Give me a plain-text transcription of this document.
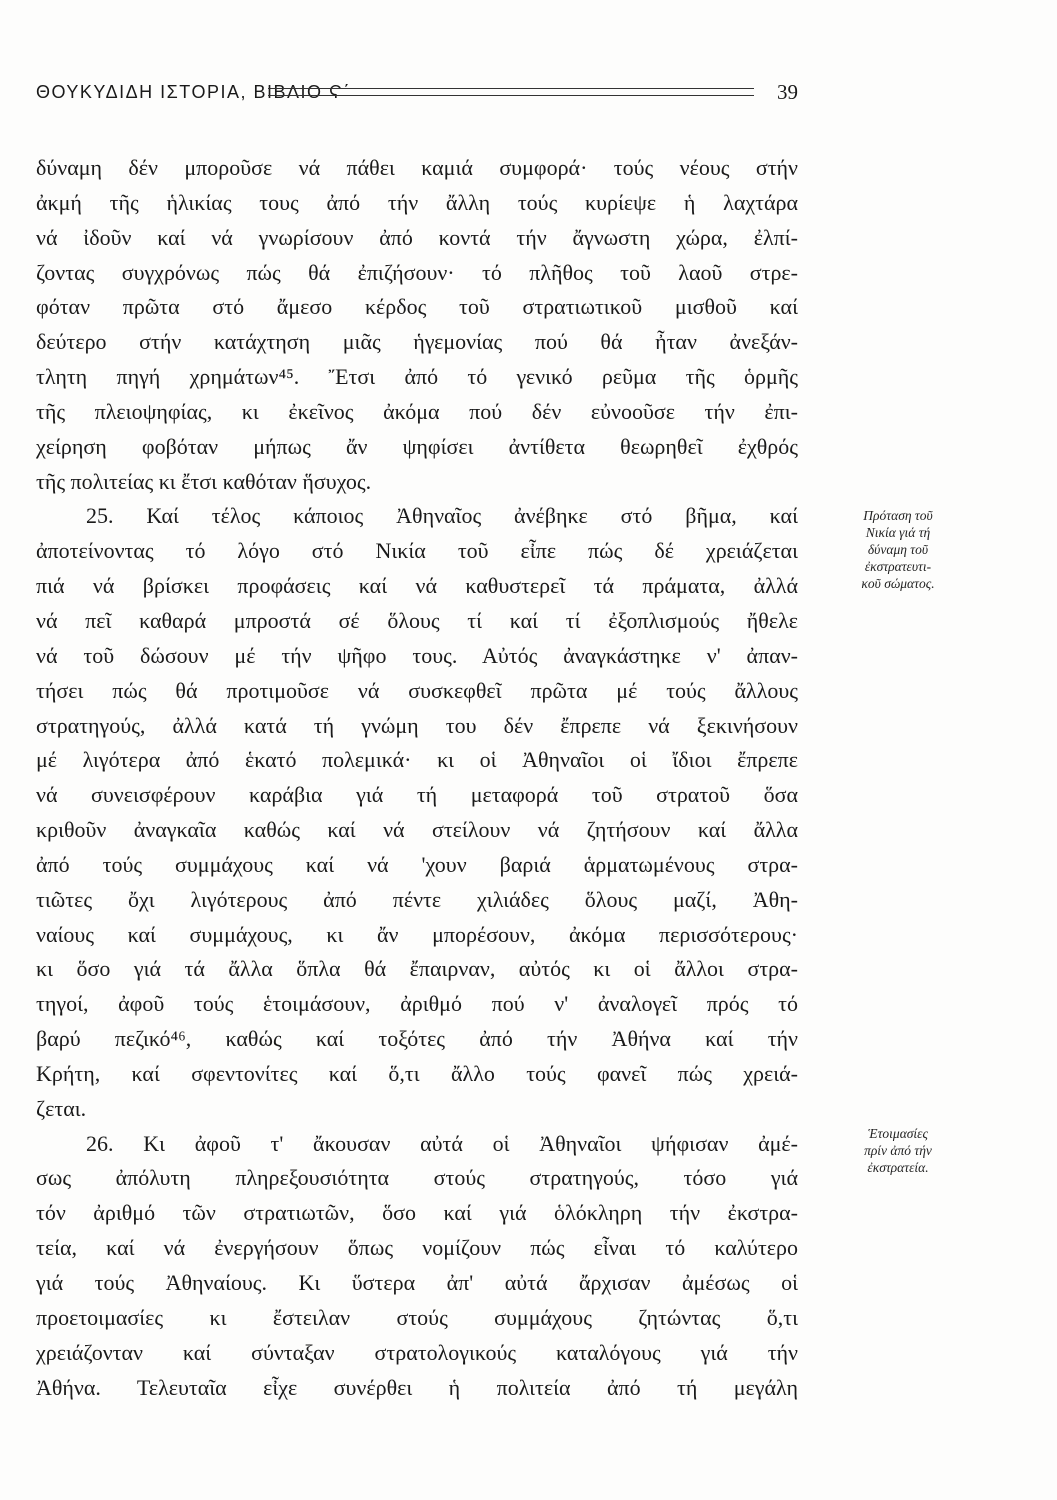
ΘΟΥΚΥΔΙΔΗ ΙΣΤΟΡΙΑ, ΒΙΒΛΙΟ Ϛ΄	39
δύναμη δέν μποροῦσε νά πάθει καμιά συμφορά· τούς νέους στήν
ἀκμή τῆς ἡλικίας τους ἀπό τήν ἄλλη τούς κυρίεψε ἡ λαχτάρα
νά ἰδοῦν καί νά γνωρίσουν ἀπό κοντά τήν ἄγνωστη χώρα, ἐλπί-
ζοντας συγχρόνως πώς θά ἐπιζήσουν· τό πλῆθος τοῦ λαοῦ στρε-
φόταν πρῶτα στό ἄμεσο κέρδος τοῦ στρατιωτικοῦ μισθοῦ καί
δεύτερο στήν κατάχτηση μιᾶς ἡγεμονίας πού θά ἦταν ἀνεξάν-
τλητη πηγή χρημάτων⁴⁵. Ἔτσι ἀπό τό γενικό ρεῦμα τῆς ὁρμῆς
τῆς πλειοψηφίας, κι ἐκεῖνος ἀκόμα πού δέν εὐνοοῦσε τήν ἐπι-
χείρηση φοβόταν μήπως ἄν ψηφίσει ἀντίθετα θεωρηθεῖ ἐχθρός
τῆς πολιτείας κι ἔτσι καθόταν ἥσυχος.
25. Καί τέλος κάποιος Ἀθηναῖος ἀνέβηκε στό βῆμα, καί
ἀποτείνοντας τό λόγο στό Νικία τοῦ εἶπε πώς δέ χρειάζεται
πιά νά βρίσκει προφάσεις καί νά καθυστερεῖ τά πράματα, ἀλλά
νά πεῖ καθαρά μπροστά σέ ὅλους τί καί τί ἐξοπλισμούς ἤθελε
νά τοῦ δώσουν μέ τήν ψῆφο τους. Αὐτός ἀναγκάστηκε ν' ἀπαν-
τήσει πώς θά προτιμοῦσε νά συσκεφθεῖ πρῶτα μέ τούς ἄλλους
στρατηγούς, ἀλλά κατά τή γνώμη του δέν ἔπρεπε νά ξεκινήσουν
μέ λιγότερα ἀπό ἑκατό πολεμικά· κι οἱ Ἀθηναῖοι οἱ ἴδιοι ἔπρεπε
νά συνεισφέρουν καράβια γιά τή μεταφορά τοῦ στρατοῦ ὅσα
κριθοῦν ἀναγκαῖα καθώς καί νά στείλουν νά ζητήσουν καί ἄλλα
ἀπό τούς συμμάχους καί νά 'χουν βαριά ἁρματωμένους στρα-
τιῶτες ὄχι λιγότερους ἀπό πέντε χιλιάδες ὅλους μαζί, Ἀθη-
ναίους καί συμμάχους, κι ἄν μπορέσουν, ἀκόμα περισσότερους·
κι ὅσο γιά τά ἄλλα ὅπλα θά ἔπαιρναν, αὐτός κι οἱ ἄλλοι στρα-
τηγοί, ἀφοῦ τούς ἑτοιμάσουν, ἀριθμό πού ν' ἀναλογεῖ πρός τό
βαρύ πεζικό⁴⁶, καθώς καί τοξότες ἀπό τήν Ἀθήνα καί τήν
Κρήτη, καί σφεντονίτες καί ὅ,τι ἄλλο τούς φανεῖ πώς χρειά-
ζεται.
26. Κι ἀφοῦ τ' ἄκουσαν αὐτά οἱ Ἀθηναῖοι ψήφισαν ἀμέ-
σως ἀπόλυτη πληρεξουσιότητα στούς στρατηγούς, τόσο γιά
τόν ἀριθμό τῶν στρατιωτῶν, ὅσο καί γιά ὁλόκληρη τήν ἐκστρα-
τεία, καί νά ἐνεργήσουν ὅπως νομίζουν πώς εἶναι τό καλύτερο
γιά τούς Ἀθηναίους. Κι ὕστερα ἀπ' αὐτά ἄρχισαν ἀμέσως οἱ
προετοιμασίες κι ἔστειλαν στούς συμμάχους ζητώντας ὅ,τι
χρειάζονταν καί σύνταξαν στρατολογικούς καταλόγους γιά τήν
Ἀθήνα. Τελευταῖα εἶχε συνέρθει ἡ πολιτεία ἀπό τή μεγάλη
Πρόταση τοῦ
Νικία γιά τή
δύναμη τοῦ
ἐκστρατευτι-
κοῦ σώματος.
Ἑτοιμασίες
πρίν ἀπό τήν
ἐκστρατεία.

* * * * * * *

__Problem__
Reproduce the full material exactly, excluding the pictures.

__Answer__
Give me a plain-text transcription of this document.
ΘΟΥΚΥΔΙΔΗ ΙΣΤΟΡΙΑ, ΒΙΒΛΙΟ Ϛ΄	39
δύναμη δέν μποροῦσε νά πάθει καμιά συμφορά· τούς νέους στήν
ἀκμή τῆς ἡλικίας τους ἀπό τήν ἄλλη τούς κυρίεψε ἡ λαχτάρα
νά ἰδοῦν καί νά γνωρίσουν ἀπό κοντά τήν ἄγνωστη χώρα, ἐλπί-
ζοντας συγχρόνως πώς θά ἐπιζήσουν· τό πλῆθος τοῦ λαοῦ στρε-
φόταν πρῶτα στό ἄμεσο κέρδος τοῦ στρατιωτικοῦ μισθοῦ καί
δεύτερο στήν κατάχτηση μιᾶς ἡγεμονίας πού θά ἦταν ἀνεξάν-
τλητη πηγή χρημάτων⁴⁵. Ἔτσι ἀπό τό γενικό ρεῦμα τῆς ὁρμῆς
τῆς πλειοψηφίας, κι ἐκεῖνος ἀκόμα πού δέν εὐνοοῦσε τήν ἐπι-
χείρηση φοβόταν μήπως ἄν ψηφίσει ἀντίθετα θεωρηθεῖ ἐχθρός
τῆς πολιτείας κι ἔτσι καθόταν ἥσυχος.
25. Καί τέλος κάποιος Ἀθηναῖος ἀνέβηκε στό βῆμα, καί
ἀποτείνοντας τό λόγο στό Νικία τοῦ εἶπε πώς δέ χρειάζεται
πιά νά βρίσκει προφάσεις καί νά καθυστερεῖ τά πράματα, ἀλλά
νά πεῖ καθαρά μπροστά σέ ὅλους τί καί τί ἐξοπλισμούς ἤθελε
νά τοῦ δώσουν μέ τήν ψῆφο τους. Αὐτός ἀναγκάστηκε ν' ἀπαν-
τήσει πώς θά προτιμοῦσε νά συσκεφθεῖ πρῶτα μέ τούς ἄλλους
στρατηγούς, ἀλλά κατά τή γνώμη του δέν ἔπρεπε νά ξεκινήσουν
μέ λιγότερα ἀπό ἑκατό πολεμικά· κι οἱ Ἀθηναῖοι οἱ ἴδιοι ἔπρεπε
νά συνεισφέρουν καράβια γιά τή μεταφορά τοῦ στρατοῦ ὅσα
κριθοῦν ἀναγκαῖα καθώς καί νά στείλουν νά ζητήσουν καί ἄλλα
ἀπό τούς συμμάχους καί νά 'χουν βαριά ἁρματωμένους στρα-
τιῶτες ὄχι λιγότερους ἀπό πέντε χιλιάδες ὅλους μαζί, Ἀθη-
ναίους καί συμμάχους, κι ἄν μπορέσουν, ἀκόμα περισσότερους·
κι ὅσο γιά τά ἄλλα ὅπλα θά ἔπαιρναν, αὐτός κι οἱ ἄλλοι στρα-
τηγοί, ἀφοῦ τούς ἑτοιμάσουν, ἀριθμό πού ν' ἀναλογεῖ πρός τό
βαρύ πεζικό⁴⁶, καθώς καί τοξότες ἀπό τήν Ἀθήνα καί τήν
Κρήτη, καί σφεντονίτες καί ὅ,τι ἄλλο τούς φανεῖ πώς χρειά-
ζεται.
26. Κι ἀφοῦ τ' ἄκουσαν αὐτά οἱ Ἀθηναῖοι ψήφισαν ἀμέ-
σως ἀπόλυτη πληρεξουσιότητα στούς στρατηγούς, τόσο γιά
τόν ἀριθμό τῶν στρατιωτῶν, ὅσο καί γιά ὁλόκληρη τήν ἐκστρα-
τεία, καί νά ἐνεργήσουν ὅπως νομίζουν πώς εἶναι τό καλύτερο
γιά τούς Ἀθηναίους. Κι ὕστερα ἀπ' αὐτά ἄρχισαν ἀμέσως οἱ
προετοιμασίες κι ἔστειλαν στούς συμμάχους ζητώντας ὅ,τι
χρειάζονταν καί σύνταξαν στρατολογικούς καταλόγους γιά τήν
Ἀθήνα. Τελευταῖα εἶχε συνέρθει ἡ πολιτεία ἀπό τή μεγάλη
Πρόταση τοῦ
Νικία γιά τή
δύναμη τοῦ
ἐκστρατευτι-
κοῦ σώματος.
Ἑτοιμασίες
πρίν ἀπό τήν
ἐκστρατεία.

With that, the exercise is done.